## Exercise aim:
Leave out every picture, and restate word for word only the lines from the one containing "Enumerate this screenshot's" through the end of the material.

=== Recorded data ===

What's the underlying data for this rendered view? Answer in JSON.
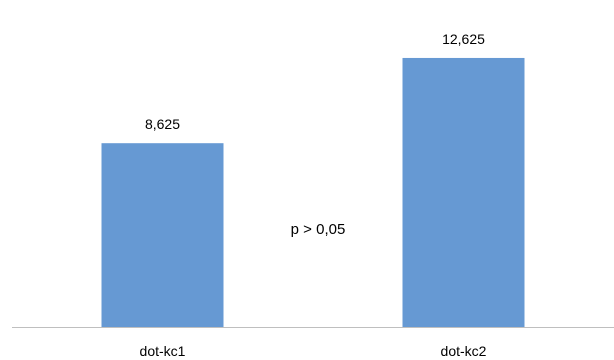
{
  "chart_data": {
    "type": "bar",
    "categories": [
      "dot-kc1",
      "dot-kc2"
    ],
    "values": [
      8.625,
      12.625
    ],
    "data_labels": [
      "8,625",
      "12,625"
    ],
    "annotation": "p > 0,05",
    "ylim": [
      0,
      14.5
    ],
    "grid": false,
    "legend": "none",
    "colors": {
      "bar": "#6699d3",
      "axis": "#bfbfbf",
      "text": "#000000"
    }
  }
}
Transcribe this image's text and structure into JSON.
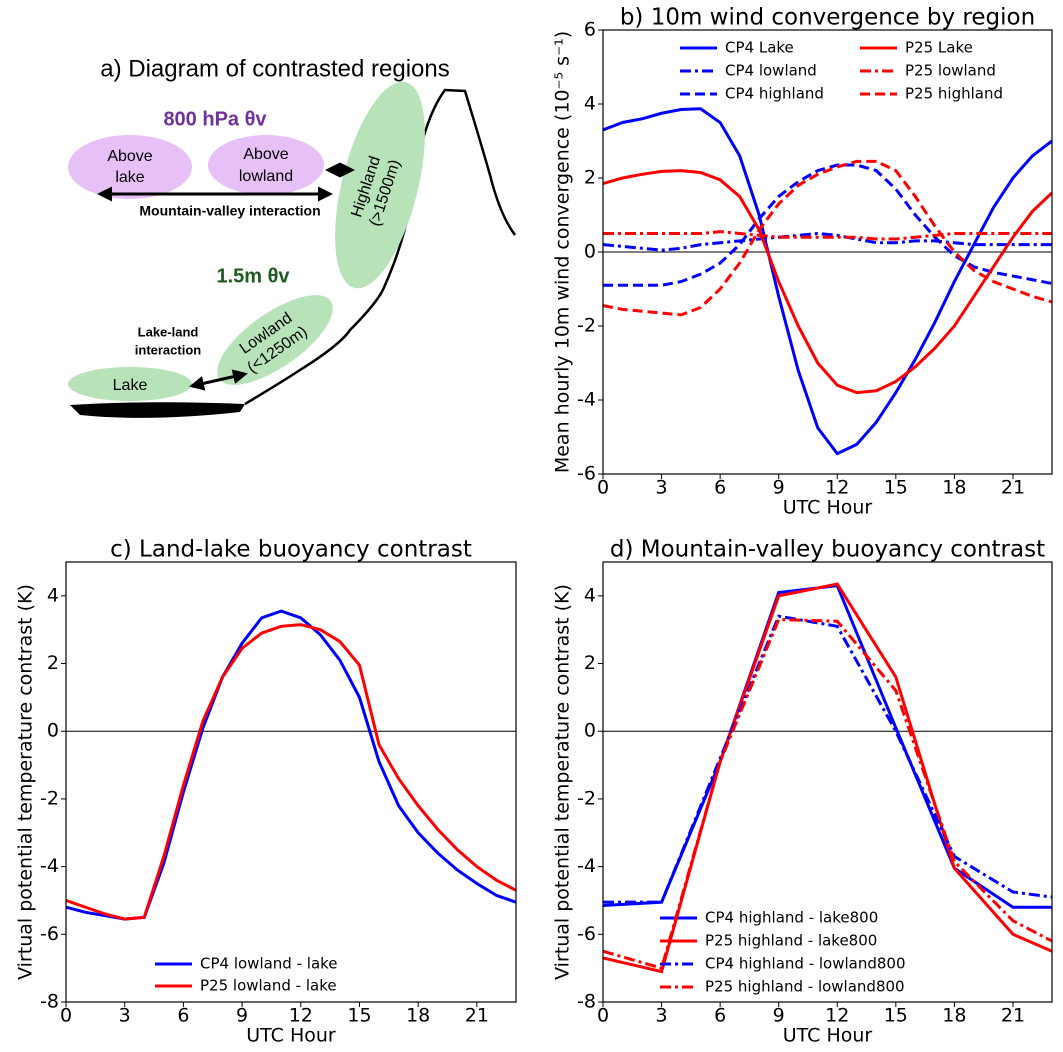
{
  "diagram": {
    "title": "a) Diagram of contrasted regions",
    "upper_label": "800 hPa θv",
    "above_lake": [
      "Above",
      "lake"
    ],
    "above_lowland": [
      "Above",
      "lowland"
    ],
    "highland": [
      "Highland",
      "(>1500m)"
    ],
    "mountain_valley": "Mountain-valley interaction",
    "lower_label": "1.5m θv",
    "lake_land": [
      "Lake-land",
      "interaction"
    ],
    "lowland": [
      "Lowland",
      "(<1250m)"
    ],
    "lake": "Lake"
  },
  "chart_data": [
    {
      "type": "line",
      "title": "b) 10m wind convergence by region",
      "x_label": "UTC Hour",
      "y_label": "Mean hourly 10m wind convergence (10⁻⁵ s⁻¹)",
      "x": [
        0,
        1,
        2,
        3,
        4,
        5,
        6,
        7,
        8,
        9,
        10,
        11,
        12,
        13,
        14,
        15,
        16,
        17,
        18,
        19,
        20,
        21,
        22,
        23
      ],
      "xlim": [
        0,
        23
      ],
      "xticks": [
        0,
        3,
        6,
        9,
        12,
        15,
        18,
        21
      ],
      "ylim": [
        -6,
        6
      ],
      "yticks": [
        -6,
        -4,
        -2,
        0,
        2,
        4,
        6
      ],
      "zero_line": true,
      "legend": "upper center",
      "series": [
        {
          "name": "CP4 Lake",
          "color": "#0000ff",
          "linestyle": "solid",
          "values": [
            3.3,
            3.5,
            3.6,
            3.75,
            3.85,
            3.87,
            3.5,
            2.6,
            1.0,
            -1.2,
            -3.2,
            -4.75,
            -5.45,
            -5.2,
            -4.6,
            -3.8,
            -2.9,
            -1.9,
            -0.8,
            0.2,
            1.2,
            2.0,
            2.6,
            3.0
          ]
        },
        {
          "name": "CP4 lowland",
          "color": "#0000ff",
          "linestyle": "dashdot",
          "values": [
            0.2,
            0.15,
            0.1,
            0.05,
            0.1,
            0.2,
            0.25,
            0.3,
            0.35,
            0.4,
            0.45,
            0.5,
            0.45,
            0.35,
            0.25,
            0.25,
            0.3,
            0.3,
            0.25,
            0.2,
            0.2,
            0.2,
            0.2,
            0.2
          ]
        },
        {
          "name": "CP4 highland",
          "color": "#0000ff",
          "linestyle": "dashed",
          "values": [
            -0.9,
            -0.9,
            -0.9,
            -0.9,
            -0.8,
            -0.6,
            -0.3,
            0.2,
            0.9,
            1.5,
            1.9,
            2.2,
            2.35,
            2.35,
            2.2,
            1.7,
            1.0,
            0.4,
            -0.1,
            -0.4,
            -0.55,
            -0.65,
            -0.75,
            -0.85
          ]
        },
        {
          "name": "P25 Lake",
          "color": "#ff0000",
          "linestyle": "solid",
          "values": [
            1.85,
            2.0,
            2.1,
            2.18,
            2.2,
            2.15,
            1.95,
            1.5,
            0.6,
            -0.8,
            -2.0,
            -3.0,
            -3.6,
            -3.8,
            -3.75,
            -3.5,
            -3.1,
            -2.6,
            -2.0,
            -1.2,
            -0.4,
            0.4,
            1.1,
            1.6
          ]
        },
        {
          "name": "P25 lowland",
          "color": "#ff0000",
          "linestyle": "dashdot",
          "values": [
            0.5,
            0.5,
            0.5,
            0.5,
            0.5,
            0.5,
            0.55,
            0.5,
            0.45,
            0.4,
            0.4,
            0.4,
            0.4,
            0.4,
            0.35,
            0.35,
            0.4,
            0.45,
            0.5,
            0.5,
            0.5,
            0.5,
            0.5,
            0.5
          ]
        },
        {
          "name": "P25 highland",
          "color": "#ff0000",
          "linestyle": "dashed",
          "values": [
            -1.45,
            -1.55,
            -1.6,
            -1.65,
            -1.7,
            -1.5,
            -1.0,
            -0.3,
            0.6,
            1.3,
            1.8,
            2.1,
            2.3,
            2.45,
            2.45,
            2.2,
            1.5,
            0.7,
            0.0,
            -0.5,
            -0.8,
            -1.0,
            -1.2,
            -1.35
          ]
        }
      ]
    },
    {
      "type": "line",
      "title": "c) Land-lake buoyancy contrast",
      "x_label": "UTC Hour",
      "y_label": "Virtual potential temperature contrast (K)",
      "x": [
        0,
        1,
        2,
        3,
        4,
        5,
        6,
        7,
        8,
        9,
        10,
        11,
        12,
        13,
        14,
        15,
        16,
        17,
        18,
        19,
        20,
        21,
        22,
        23
      ],
      "xlim": [
        0,
        23
      ],
      "xticks": [
        0,
        3,
        6,
        9,
        12,
        15,
        18,
        21
      ],
      "ylim": [
        -8,
        5
      ],
      "yticks": [
        -8,
        -6,
        -4,
        -2,
        0,
        2,
        4
      ],
      "zero_line": true,
      "legend": "lower center",
      "series": [
        {
          "name": "CP4 lowland - lake",
          "color": "#0000ff",
          "linestyle": "solid",
          "values": [
            -5.2,
            -5.35,
            -5.45,
            -5.55,
            -5.5,
            -3.9,
            -1.8,
            0.1,
            1.6,
            2.6,
            3.35,
            3.55,
            3.35,
            2.85,
            2.1,
            1.0,
            -0.9,
            -2.2,
            -3.0,
            -3.6,
            -4.1,
            -4.5,
            -4.85,
            -5.05
          ]
        },
        {
          "name": "P25 lowland - lake",
          "color": "#ff0000",
          "linestyle": "solid",
          "values": [
            -5.0,
            -5.2,
            -5.4,
            -5.55,
            -5.5,
            -3.7,
            -1.6,
            0.3,
            1.6,
            2.45,
            2.9,
            3.1,
            3.15,
            3.0,
            2.65,
            1.95,
            -0.4,
            -1.4,
            -2.2,
            -2.9,
            -3.5,
            -4.0,
            -4.4,
            -4.7
          ]
        }
      ]
    },
    {
      "type": "line",
      "title": "d) Mountain-valley buoyancy contrast",
      "x_label": "UTC Hour",
      "y_label": "Virtual potential temperature contrast (K)",
      "x": [
        0,
        3,
        6,
        9,
        12,
        15,
        18,
        21,
        23
      ],
      "xlim": [
        0,
        23
      ],
      "xticks": [
        0,
        3,
        6,
        9,
        12,
        15,
        18,
        21
      ],
      "ylim": [
        -8,
        5
      ],
      "yticks": [
        -8,
        -6,
        -4,
        -2,
        0,
        2,
        4
      ],
      "zero_line": true,
      "legend": "lower center",
      "series": [
        {
          "name": "CP4 highland - lake800",
          "color": "#0000ff",
          "linestyle": "solid",
          "values": [
            -5.15,
            -5.05,
            -0.9,
            4.1,
            4.3,
            0.1,
            -4.05,
            -5.2,
            -5.2
          ]
        },
        {
          "name": "P25 highland - lake800",
          "color": "#ff0000",
          "linestyle": "solid",
          "values": [
            -6.7,
            -7.1,
            -0.9,
            4.0,
            4.35,
            1.6,
            -4.05,
            -6.0,
            -6.5
          ]
        },
        {
          "name": "CP4 highland - lowland800",
          "color": "#0000ff",
          "linestyle": "dashdot",
          "values": [
            -5.05,
            -5.05,
            -0.8,
            3.4,
            3.1,
            0.0,
            -3.7,
            -4.75,
            -4.9
          ]
        },
        {
          "name": "P25 highland - lowland800",
          "color": "#ff0000",
          "linestyle": "dashdot",
          "values": [
            -6.5,
            -7.0,
            -0.9,
            3.3,
            3.25,
            1.2,
            -3.85,
            -5.6,
            -6.2
          ]
        }
      ]
    }
  ]
}
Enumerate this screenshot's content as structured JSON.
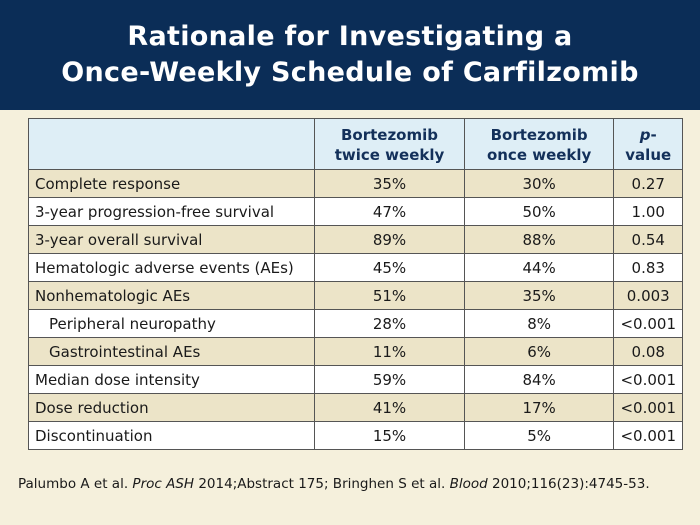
{
  "title": {
    "line1": "Rationale for Investigating a",
    "line2": "Once-Weekly Schedule of Carfilzomib"
  },
  "table": {
    "headers": {
      "col1_line1": "Bortezomib",
      "col1_line2": "twice weekly",
      "col2_line1": "Bortezomib",
      "col2_line2": "once weekly",
      "col3_italic": "p",
      "col3_rest": "-value"
    },
    "rows": [
      {
        "label": "Complete response",
        "twice": "35%",
        "once": "30%",
        "p": "0.27"
      },
      {
        "label": "3-year progression-free survival",
        "twice": "47%",
        "once": "50%",
        "p": "1.00"
      },
      {
        "label": "3-year overall survival",
        "twice": "89%",
        "once": "88%",
        "p": "0.54"
      },
      {
        "label": "Hematologic adverse events (AEs)",
        "twice": "45%",
        "once": "44%",
        "p": "0.83"
      },
      {
        "label": "Nonhematologic AEs",
        "twice": "51%",
        "once": "35%",
        "p": "0.003"
      },
      {
        "label": "Peripheral neuropathy",
        "twice": "28%",
        "once": "8%",
        "p": "<0.001"
      },
      {
        "label": "Gastrointestinal AEs",
        "twice": "11%",
        "once": "6%",
        "p": "0.08"
      },
      {
        "label": "Median dose intensity",
        "twice": "59%",
        "once": "84%",
        "p": "<0.001"
      },
      {
        "label": "Dose reduction",
        "twice": "41%",
        "once": "17%",
        "p": "<0.001"
      },
      {
        "label": "Discontinuation",
        "twice": "15%",
        "once": "5%",
        "p": "<0.001"
      }
    ]
  },
  "reference": {
    "part1": "Palumbo A et al. ",
    "journal1": "Proc ASH",
    "part2": " 2014;Abstract 175; Bringhen S et al. ",
    "journal2": "Blood",
    "part3": " 2010;116(23):4745-53."
  },
  "colors": {
    "header_bg": "#0b2d57",
    "page_bg": "#f5f0dc",
    "table_header_bg": "#deeef6",
    "row_tan": "#ece4c8",
    "row_white": "#ffffff"
  }
}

===

## Solution to this exercise:
Enumerate this screenshot's content as structured JSON.
{
  "title": {
    "line1": "Rationale for Investigating a",
    "line2": "Once-Weekly Schedule of Carfilzomib"
  },
  "table": {
    "headers": {
      "col1_line1": "Bortezomib",
      "col1_line2": "twice weekly",
      "col2_line1": "Bortezomib",
      "col2_line2": "once weekly",
      "col3_italic": "p",
      "col3_rest": "-value"
    },
    "rows": [
      {
        "label": "Complete response",
        "twice": "35%",
        "once": "30%",
        "p": "0.27"
      },
      {
        "label": "3-year progression-free survival",
        "twice": "47%",
        "once": "50%",
        "p": "1.00"
      },
      {
        "label": "3-year overall survival",
        "twice": "89%",
        "once": "88%",
        "p": "0.54"
      },
      {
        "label": "Hematologic adverse events (AEs)",
        "twice": "45%",
        "once": "44%",
        "p": "0.83"
      },
      {
        "label": "Nonhematologic AEs",
        "twice": "51%",
        "once": "35%",
        "p": "0.003"
      },
      {
        "label": "Peripheral neuropathy",
        "twice": "28%",
        "once": "8%",
        "p": "<0.001"
      },
      {
        "label": "Gastrointestinal AEs",
        "twice": "11%",
        "once": "6%",
        "p": "0.08"
      },
      {
        "label": "Median dose intensity",
        "twice": "59%",
        "once": "84%",
        "p": "<0.001"
      },
      {
        "label": "Dose reduction",
        "twice": "41%",
        "once": "17%",
        "p": "<0.001"
      },
      {
        "label": "Discontinuation",
        "twice": "15%",
        "once": "5%",
        "p": "<0.001"
      }
    ]
  },
  "reference": {
    "part1": "Palumbo A et al. ",
    "journal1": "Proc ASH",
    "part2": " 2014;Abstract 175; Bringhen S et al. ",
    "journal2": "Blood",
    "part3": " 2010;116(23):4745-53."
  },
  "colors": {
    "header_bg": "#0b2d57",
    "page_bg": "#f5f0dc",
    "table_header_bg": "#deeef6",
    "row_tan": "#ece4c8",
    "row_white": "#ffffff"
  }
}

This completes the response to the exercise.